start Data supplied
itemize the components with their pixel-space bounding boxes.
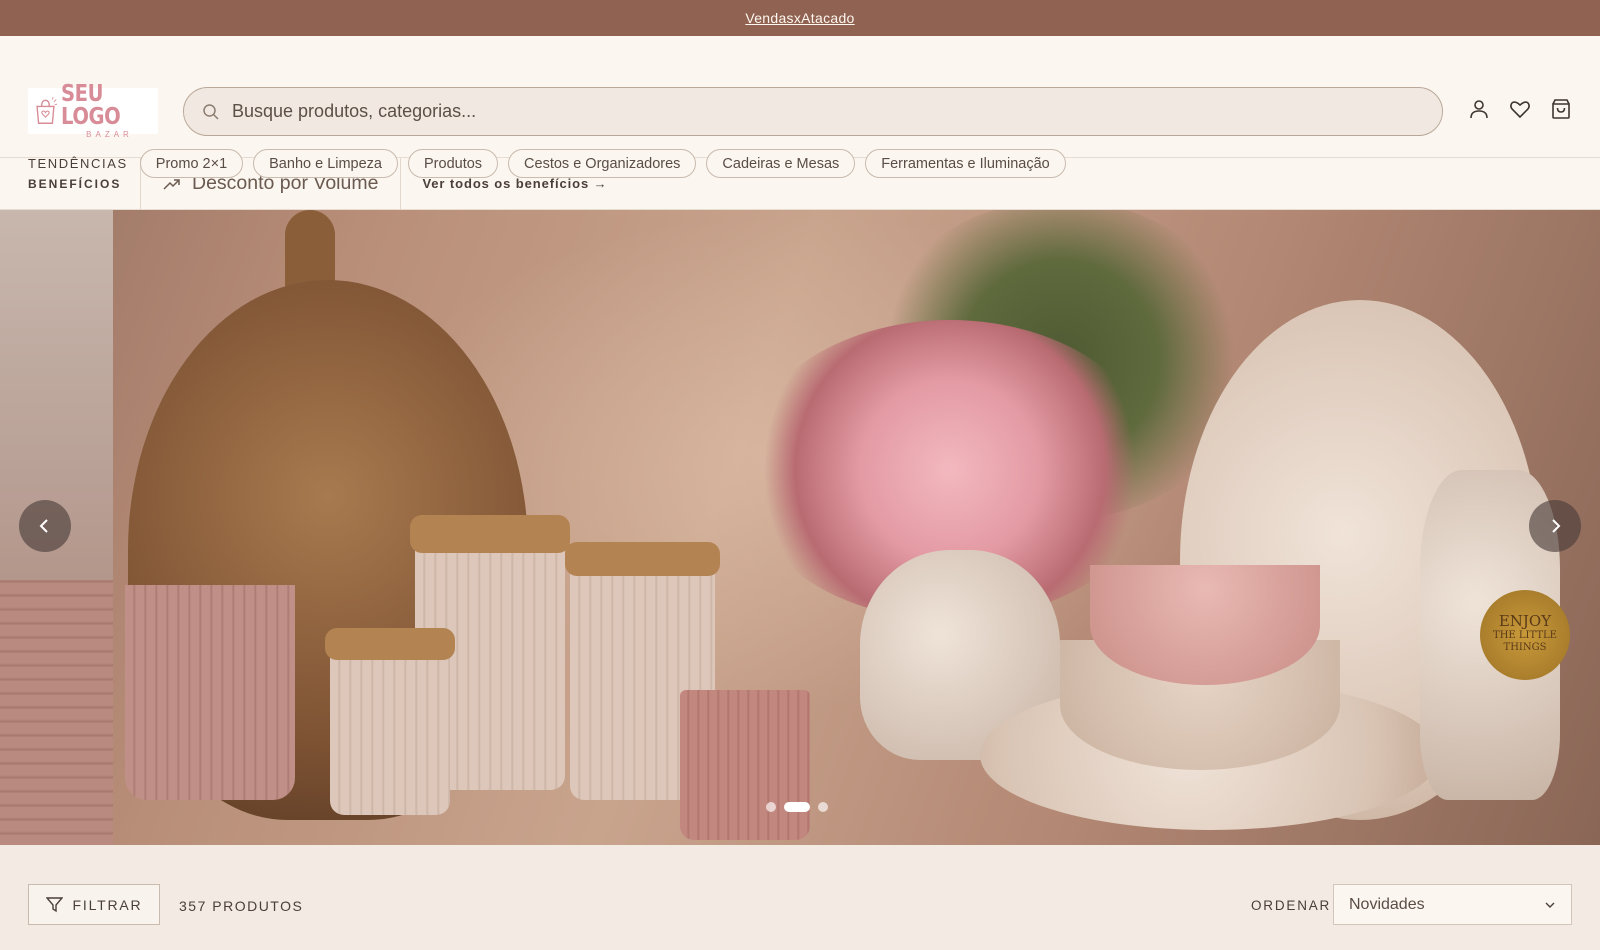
all-benefits-link[interactable]: Ver todos os benefícios → xyxy=(422,176,607,191)
wholesale-link[interactable]: VendasxAtacado xyxy=(745,10,854,26)
product-toolbar: FILTRAR 357 PRODUTOS ORDENAR Novidades xyxy=(0,860,1600,950)
header-actions xyxy=(1468,98,1572,120)
chevron-down-icon xyxy=(1545,902,1555,908)
trends-bar: TENDÊNCIAS Promo 2×1 Banho e Limpeza Pro… xyxy=(28,149,1066,178)
bag-icon[interactable] xyxy=(1550,98,1572,120)
carousel-dots xyxy=(766,802,828,812)
search-icon xyxy=(203,103,219,120)
trend-chip[interactable]: Promo 2×1 xyxy=(139,149,244,178)
trend-chip[interactable]: Cestos e Organizadores xyxy=(508,149,697,178)
carousel-next-button[interactable] xyxy=(1529,500,1581,552)
logo-subtext: BAZAR xyxy=(86,130,133,139)
store-logo[interactable]: SEU LOGO BAZAR xyxy=(28,83,158,139)
trends-label: TENDÊNCIAS xyxy=(28,156,128,171)
user-icon[interactable] xyxy=(1468,98,1490,120)
chevron-right-icon xyxy=(1552,519,1561,533)
search-input[interactable] xyxy=(232,101,1412,122)
filter-label: FILTRAR xyxy=(72,896,143,913)
product-count: 357 PRODUTOS xyxy=(179,898,304,914)
carousel-dot[interactable] xyxy=(818,802,828,812)
filter-button[interactable]: FILTRAR xyxy=(28,884,160,925)
sort-label: ORDENAR xyxy=(1251,898,1332,913)
filter-icon xyxy=(45,897,63,913)
carousel-dot[interactable] xyxy=(766,802,776,812)
trend-chip[interactable]: Cadeiras e Mesas xyxy=(706,149,856,178)
chevron-left-icon xyxy=(39,519,48,533)
search-bar[interactable] xyxy=(183,87,1443,136)
trend-chip[interactable]: Produtos xyxy=(408,149,499,178)
heart-icon[interactable] xyxy=(1509,98,1531,120)
logo-text: SEU LOGO xyxy=(60,81,121,130)
trend-chip[interactable]: Ferramentas e Iluminação xyxy=(865,149,1066,178)
sort-select[interactable]: Novidades xyxy=(1333,884,1572,925)
enjoy-badge: ENJOY THE LITTLE THINGS xyxy=(1480,590,1570,680)
site-header: SEU LOGO BAZAR TENDÊNCIAS Promo 2×1 Banh… xyxy=(0,36,1600,178)
trend-chip[interactable]: Banho e Limpeza xyxy=(253,149,398,178)
carousel-prev-button[interactable] xyxy=(19,500,71,552)
sort-value: Novidades xyxy=(1349,895,1425,913)
shopping-bag-logo-icon xyxy=(36,97,57,124)
carousel-dot-active[interactable] xyxy=(784,802,810,812)
announcement-bar: VendasxAtacado xyxy=(0,0,1600,36)
hero-carousel: ENJOY THE LITTLE THINGS xyxy=(0,210,1600,845)
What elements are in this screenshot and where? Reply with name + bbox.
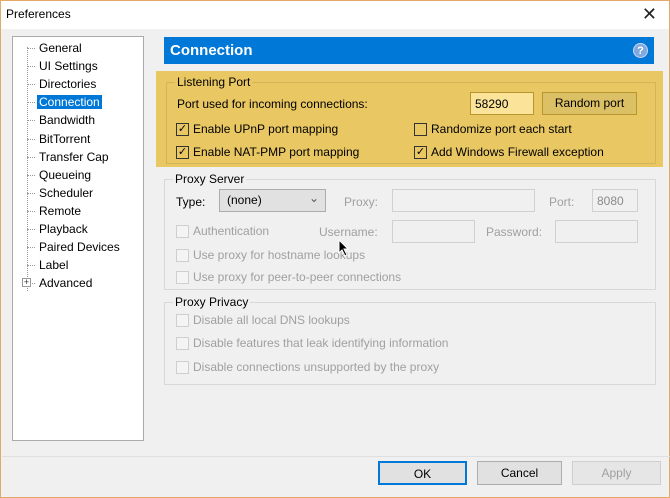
sidebar-item-playback[interactable]: Playback (27, 221, 92, 237)
sidebar-item-label: Paired Devices (39, 240, 120, 255)
random-port-button[interactable]: Random port (542, 92, 637, 115)
window-title: Preferences (6, 7, 71, 21)
sidebar-item-label: Label (39, 258, 69, 273)
sidebar-item-general[interactable]: General (27, 40, 86, 56)
sidebar-item-paired-devices[interactable]: Paired Devices (27, 239, 124, 255)
leak-label: Disable features that leak identifying i… (193, 336, 449, 350)
firewall-label: Add Windows Firewall exception (431, 145, 604, 159)
chevron-down-icon: ⌄ (308, 191, 319, 205)
dns-label: Disable all local DNS lookups (193, 313, 350, 327)
checkbox-empty (176, 360, 189, 374)
expand-icon[interactable]: + (22, 278, 31, 287)
sidebar-item-bandwidth[interactable]: Bandwidth (27, 112, 99, 128)
section-header: Connection ? (164, 37, 654, 64)
leak-features-checkbox[interactable]: Disable features that leak identifying i… (176, 336, 448, 350)
sidebar-item-queueing[interactable]: Queueing (27, 167, 95, 183)
sidebar-item-scheduler[interactable]: Scheduler (27, 185, 97, 201)
checkbox-empty (176, 224, 189, 238)
preferences-tree: General UI Settings Directories Connection B… (12, 36, 144, 441)
username-input[interactable] (392, 220, 475, 243)
footer-divider (2, 456, 670, 457)
checkbox-empty (176, 336, 189, 350)
group-title: Proxy Privacy (173, 295, 251, 309)
sidebar-item-label: Bandwidth (39, 113, 96, 128)
p2p-label: Use proxy for peer-to-peer connections (193, 270, 402, 284)
password-input[interactable] (555, 220, 638, 243)
check-icon: ✓ (176, 145, 189, 159)
cancel-button[interactable]: Cancel (477, 461, 562, 485)
apply-button[interactable]: Apply (572, 461, 661, 485)
password-label: Password: (486, 225, 543, 239)
proxy-type-select[interactable]: (none) ⌄ (219, 189, 326, 212)
sidebar-item-connection[interactable]: Connection (27, 94, 104, 110)
sidebar-item-transfer-cap[interactable]: Transfer Cap (27, 149, 113, 165)
sidebar-item-label: Transfer Cap (39, 149, 109, 164)
group-title: Proxy Server (173, 172, 247, 186)
unsupported-label: Disable connections unsupported by the p… (193, 360, 440, 374)
checkbox-empty (414, 122, 427, 136)
unsupported-connections-checkbox[interactable]: Disable connections unsupported by the p… (176, 360, 439, 374)
proxy-port-input[interactable] (592, 189, 638, 212)
title-bar: Preferences ✕ (1, 1, 669, 29)
section-title: Connection (170, 42, 253, 59)
checkbox-empty (176, 313, 189, 327)
checkbox-empty (176, 248, 189, 262)
natpmp-checkbox[interactable]: ✓ Enable NAT-PMP port mapping (176, 145, 359, 159)
proxy-label: Proxy: (344, 195, 379, 209)
sidebar-item-label: Directories (39, 77, 97, 92)
sidebar-item-label: Playback (39, 222, 88, 236)
check-icon: ✓ (414, 145, 427, 159)
sidebar-item-label: Scheduler (39, 185, 94, 200)
sidebar-item-directories[interactable]: Directories (27, 76, 100, 92)
help-icon[interactable]: ? (633, 43, 648, 58)
checkbox-empty (176, 270, 189, 284)
ok-button[interactable]: OK (378, 461, 467, 485)
type-label: Type: (176, 195, 206, 209)
randomize-label: Randomize port each start (431, 122, 572, 136)
username-label: Username: (319, 225, 378, 239)
sidebar-item-label: BitTorrent (39, 131, 91, 146)
authentication-label: Authentication (193, 224, 270, 238)
mouse-cursor-icon (338, 239, 350, 257)
randomize-port-checkbox[interactable]: Randomize port each start (414, 122, 572, 136)
port-label: Port: (549, 195, 575, 209)
sidebar-item-label: Advanced (39, 276, 93, 291)
port-input[interactable] (470, 92, 534, 115)
sidebar-item-label: Remote (39, 203, 82, 218)
sidebar-item-label: General (39, 41, 82, 55)
check-icon: ✓ (176, 122, 189, 136)
authentication-checkbox[interactable]: Authentication (176, 224, 269, 238)
sidebar-item-remote[interactable]: Remote (27, 203, 85, 219)
dns-lookups-checkbox[interactable]: Disable all local DNS lookups (176, 313, 350, 327)
upnp-checkbox[interactable]: ✓ Enable UPnP port mapping (176, 122, 338, 136)
p2p-proxy-checkbox[interactable]: Use proxy for peer-to-peer connections (176, 270, 401, 284)
hostname-lookups-checkbox[interactable]: Use proxy for hostname lookups (176, 248, 365, 262)
proxy-input[interactable] (392, 189, 535, 212)
close-icon[interactable]: ✕ (642, 4, 657, 25)
upnp-label: Enable UPnP port mapping (193, 122, 339, 136)
sidebar-item-label: Queueing (39, 167, 92, 182)
sidebar-item-label[interactable]: Label (27, 257, 72, 273)
proxy-type-value: (none) (227, 193, 262, 207)
port-label: Port used for incoming connections: (177, 97, 368, 111)
natpmp-label: Enable NAT-PMP port mapping (193, 145, 360, 159)
preferences-window: Preferences ✕ General UI Settings Director… (0, 0, 670, 498)
sidebar-item-label: UI Settings (39, 59, 98, 74)
sidebar-item-advanced[interactable]: Advanced (27, 275, 96, 291)
group-title: Listening Port (175, 75, 253, 89)
sidebar-item-bittorrent[interactable]: BitTorrent (27, 131, 94, 147)
firewall-checkbox[interactable]: ✓ Add Windows Firewall exception (414, 145, 604, 159)
sidebar-item-ui-settings[interactable]: UI Settings (27, 58, 102, 74)
sidebar-item-label: Connection (37, 95, 102, 110)
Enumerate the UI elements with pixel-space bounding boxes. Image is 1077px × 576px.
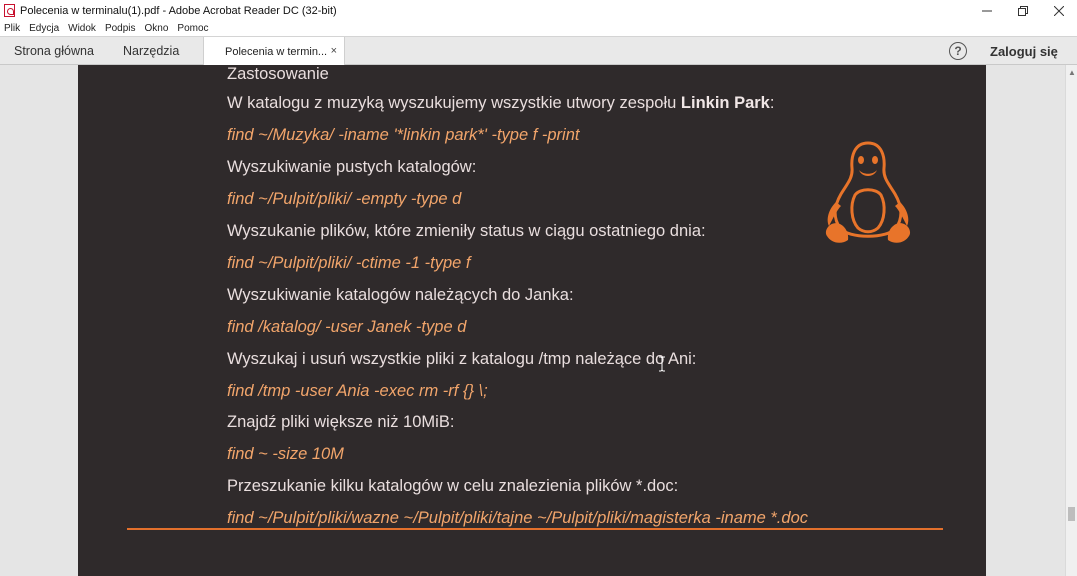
tab-home[interactable]: Strona główna (14, 37, 94, 65)
page-line-command: find ~/Muzyka/ -iname '*linkin park*' -t… (227, 126, 580, 144)
restore-button[interactable] (1005, 0, 1041, 21)
menu-plik[interactable]: Plik (4, 23, 20, 34)
menu-podpis[interactable]: Podpis (105, 23, 136, 34)
minimize-button[interactable] (969, 0, 1005, 21)
page-line-command: find /tmp -user Ania -exec rm -rf {} \; (227, 382, 488, 400)
page-line-command: find ~/Pulpit/pliki/ -empty -type d (227, 190, 462, 208)
text-cursor-icon (659, 356, 665, 372)
page-line-text: Wyszukiwanie katalogów należących do Jan… (227, 286, 574, 304)
document-area: Zastosowanie W katalogu z muzyką wyszuku… (0, 65, 1065, 576)
minimize-icon (982, 10, 992, 11)
tab-tools[interactable]: Narzędzia (123, 37, 179, 65)
vertical-scrollbar[interactable]: ▲ (1065, 65, 1077, 576)
page-line-text: Wyszukiwanie pustych katalogów: (227, 158, 477, 176)
band-name: Linkin Park (680, 94, 770, 112)
acrobat-icon (4, 4, 15, 17)
title-bar: Polecenia w terminalu(1).pdf - Adobe Acr… (0, 0, 1077, 21)
close-icon (1054, 5, 1064, 16)
pdf-page: Zastosowanie W katalogu z muzyką wyszuku… (78, 65, 986, 576)
menu-edycja[interactable]: Edycja (29, 23, 59, 34)
line-text-before: W katalogu z muzyką wyszukujemy wszystki… (227, 94, 681, 112)
tab-document-label: Polecenia w termin... (225, 45, 328, 58)
page-line-command: find ~/Pulpit/pliki/wazne ~/Pulpit/pliki… (227, 509, 808, 527)
page-line-text: Wyszukanie plików, które zmieniły status… (227, 222, 706, 240)
menu-okno[interactable]: Okno (145, 23, 169, 34)
scroll-up-arrow-icon[interactable]: ▲ (1068, 68, 1076, 77)
page-line-command: find ~ -size 10M (227, 445, 344, 463)
tux-penguin-icon (825, 141, 911, 243)
scroll-thumb[interactable] (1068, 507, 1075, 521)
restore-icon (1018, 5, 1028, 16)
menu-bar: Plik Edycja Widok Podpis Okno Pomoc (0, 21, 1077, 36)
close-button[interactable] (1041, 0, 1077, 21)
page-line-text: Przeszukanie kilku katalogów w celu znal… (227, 477, 679, 495)
login-button[interactable]: Zaloguj się (990, 44, 1058, 59)
tab-bar: Strona główna Narzędzia Polecenia w term… (0, 36, 1077, 66)
window-controls (969, 0, 1077, 21)
menu-pomoc[interactable]: Pomoc (177, 23, 208, 34)
tab-document[interactable]: Polecenia w termin... × (203, 37, 345, 66)
help-icon[interactable]: ? (949, 42, 967, 60)
page-line-command: find /katalog/ -user Janek -type d (227, 318, 467, 336)
tab-close-icon[interactable]: × (331, 45, 337, 57)
page-line-command: find ~/Pulpit/pliki/ -ctime -1 -type f (227, 254, 471, 272)
page-line-text: Znajdź pliki większe niż 10MiB: (227, 413, 455, 431)
page-heading: Zastosowanie (227, 65, 329, 83)
menu-widok[interactable]: Widok (68, 23, 96, 34)
page-line-text: Wyszukaj i usuń wszystkie pliki z katalo… (227, 350, 697, 368)
page-line-text: W katalogu z muzyką wyszukujemy wszystki… (227, 94, 774, 113)
line-text-after: : (769, 94, 775, 112)
divider-rule (127, 528, 943, 530)
window-title: Polecenia w terminalu(1).pdf - Adobe Acr… (20, 4, 337, 17)
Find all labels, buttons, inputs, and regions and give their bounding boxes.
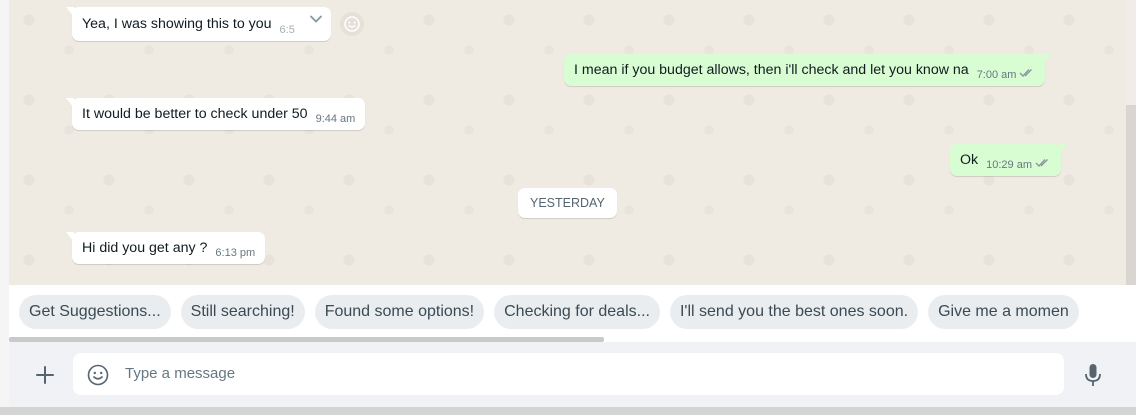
suggestion-bar: Get Suggestions... Still searching! Foun… — [9, 285, 1136, 342]
date-separator: YESTERDAY — [518, 188, 617, 218]
message-text: Ok — [960, 152, 979, 168]
microphone-icon[interactable] — [1082, 362, 1104, 388]
suggestion-chip[interactable]: I'll send you the best ones soon. — [669, 295, 919, 329]
message-text: I mean if you budget allows, then i'll c… — [574, 62, 969, 78]
vertical-scrollbar-thumb[interactable] — [1126, 105, 1136, 285]
message-time: 6:5 — [279, 24, 295, 36]
vertical-scrollbar-track[interactable] — [1126, 0, 1136, 285]
message-composer: Type a message — [9, 342, 1136, 407]
emoji-icon[interactable] — [86, 363, 110, 387]
message-text: Hi did you get any ? — [82, 240, 208, 256]
message-input-placeholder: Type a message — [125, 365, 236, 382]
message-time: 9:44 am — [315, 113, 356, 125]
message-text: It would be better to check under 50 — [82, 106, 308, 122]
double-check-icon — [1019, 68, 1035, 86]
message-time: 10:29 am — [986, 159, 1033, 171]
suggestion-chip[interactable]: Get Suggestions... — [19, 295, 171, 329]
suggestion-chip[interactable]: Found some options! — [314, 295, 485, 329]
window-bottom-edge — [0, 407, 1136, 415]
message-time: 7:00 am — [976, 69, 1017, 81]
message-text: Yea, I was showing this to you — [82, 16, 272, 32]
reaction-emoji-icon[interactable] — [340, 12, 364, 36]
message-input[interactable]: Type a message — [73, 353, 1064, 395]
chat-messages-area[interactable]: Yea, I was showing this to you 6:5 I mea… — [9, 0, 1136, 285]
suggestion-chip[interactable]: Still searching! — [180, 295, 305, 329]
plus-icon[interactable] — [32, 362, 58, 388]
message-bubble-incoming[interactable]: Yea, I was showing this to you 6:5 — [66, 7, 331, 41]
message-bubble-outgoing[interactable]: I mean if you budget allows, then i'll c… — [564, 54, 1052, 86]
message-bubble-incoming[interactable]: It would be better to check under 50 9:4… — [65, 98, 366, 130]
message-bubble-incoming[interactable]: Hi did you get any ? 6:13 pm — [65, 232, 266, 264]
suggestion-chip[interactable]: Checking for deals... — [494, 295, 660, 329]
message-bubble-outgoing[interactable]: Ok 10:29 am — [950, 144, 1068, 176]
suggestion-chip[interactable]: Give me a momen — [928, 295, 1079, 329]
message-time: 6:13 pm — [215, 247, 256, 259]
double-check-icon — [1035, 158, 1051, 176]
chevron-down-icon[interactable] — [307, 10, 325, 28]
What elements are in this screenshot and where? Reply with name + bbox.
end Data supplied
## Requirement
Copy the lines exactly, beginning at the line that contains "tab-home[interactable]: Strona główna" and stopping after the line that contains "vertical-scrollbar[interactable]: ▲ (1065, 65, 1077, 576)".

## Correct output
tab-home[interactable]: Strona główna (14, 37, 94, 65)
page-line-command: find ~/Muzyka/ -iname '*linkin park*' -t… (227, 126, 580, 144)
restore-button[interactable] (1005, 0, 1041, 21)
menu-plik[interactable]: Plik (4, 23, 20, 34)
menu-podpis[interactable]: Podpis (105, 23, 136, 34)
minimize-button[interactable] (969, 0, 1005, 21)
page-line-command: find /tmp -user Ania -exec rm -rf {} \; (227, 382, 488, 400)
page-line-command: find ~/Pulpit/pliki/ -empty -type d (227, 190, 462, 208)
text-cursor-icon (659, 356, 665, 372)
page-line-text: Wyszukiwanie katalogów należących do Jan… (227, 286, 574, 304)
document-area: Zastosowanie W katalogu z muzyką wyszuku… (0, 65, 1065, 576)
minimize-icon (982, 10, 992, 11)
tab-tools[interactable]: Narzędzia (123, 37, 179, 65)
vertical-scrollbar[interactable]: ▲ (1065, 65, 1077, 576)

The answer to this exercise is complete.